[Records from a collection of figures]
-------

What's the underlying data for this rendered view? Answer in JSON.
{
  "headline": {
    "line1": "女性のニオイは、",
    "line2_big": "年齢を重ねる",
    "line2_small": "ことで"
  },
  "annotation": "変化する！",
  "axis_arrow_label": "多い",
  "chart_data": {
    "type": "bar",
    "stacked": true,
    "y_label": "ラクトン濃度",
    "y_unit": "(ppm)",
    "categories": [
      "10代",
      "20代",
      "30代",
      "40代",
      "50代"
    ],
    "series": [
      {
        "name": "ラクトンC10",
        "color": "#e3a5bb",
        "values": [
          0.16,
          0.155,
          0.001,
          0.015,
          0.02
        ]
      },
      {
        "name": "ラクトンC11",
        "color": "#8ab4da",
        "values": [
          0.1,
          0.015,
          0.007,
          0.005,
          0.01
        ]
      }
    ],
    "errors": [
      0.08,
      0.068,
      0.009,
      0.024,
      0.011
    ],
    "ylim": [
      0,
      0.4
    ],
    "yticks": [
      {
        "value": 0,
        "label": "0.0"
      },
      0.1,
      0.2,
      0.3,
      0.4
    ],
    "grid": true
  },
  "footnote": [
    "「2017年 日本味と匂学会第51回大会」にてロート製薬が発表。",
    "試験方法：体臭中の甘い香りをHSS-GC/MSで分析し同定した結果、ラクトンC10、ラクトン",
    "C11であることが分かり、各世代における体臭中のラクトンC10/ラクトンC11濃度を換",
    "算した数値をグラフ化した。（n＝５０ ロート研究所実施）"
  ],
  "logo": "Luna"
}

-------

Given problem -
Go through the listing and copy all of it exactly.

Task response -
What's the underlying data for this rendered view? Answer in JSON.
{
  "headline": {
    "line1": "女性のニオイは、",
    "line2_big": "年齢を重ねる",
    "line2_small": "ことで"
  },
  "annotation": "変化する！",
  "axis_arrow_label": "多い",
  "chart_data": {
    "type": "bar",
    "stacked": true,
    "y_label": "ラクトン濃度",
    "y_unit": "(ppm)",
    "categories": [
      "10代",
      "20代",
      "30代",
      "40代",
      "50代"
    ],
    "series": [
      {
        "name": "ラクトンC10",
        "color": "#e3a5bb",
        "values": [
          0.16,
          0.155,
          0.001,
          0.015,
          0.02
        ]
      },
      {
        "name": "ラクトンC11",
        "color": "#8ab4da",
        "values": [
          0.1,
          0.015,
          0.007,
          0.005,
          0.01
        ]
      }
    ],
    "errors": [
      0.08,
      0.068,
      0.009,
      0.024,
      0.011
    ],
    "ylim": [
      0,
      0.4
    ],
    "yticks": [
      {
        "value": 0,
        "label": "0.0"
      },
      0.1,
      0.2,
      0.3,
      0.4
    ],
    "grid": true
  },
  "footnote": [
    "「2017年 日本味と匂学会第51回大会」にてロート製薬が発表。",
    "試験方法：体臭中の甘い香りをHSS-GC/MSで分析し同定した結果、ラクトンC10、ラクトン",
    "C11であることが分かり、各世代における体臭中のラクトンC10/ラクトンC11濃度を換",
    "算した数値をグラフ化した。（n＝５０ ロート研究所実施）"
  ],
  "logo": "Luna"
}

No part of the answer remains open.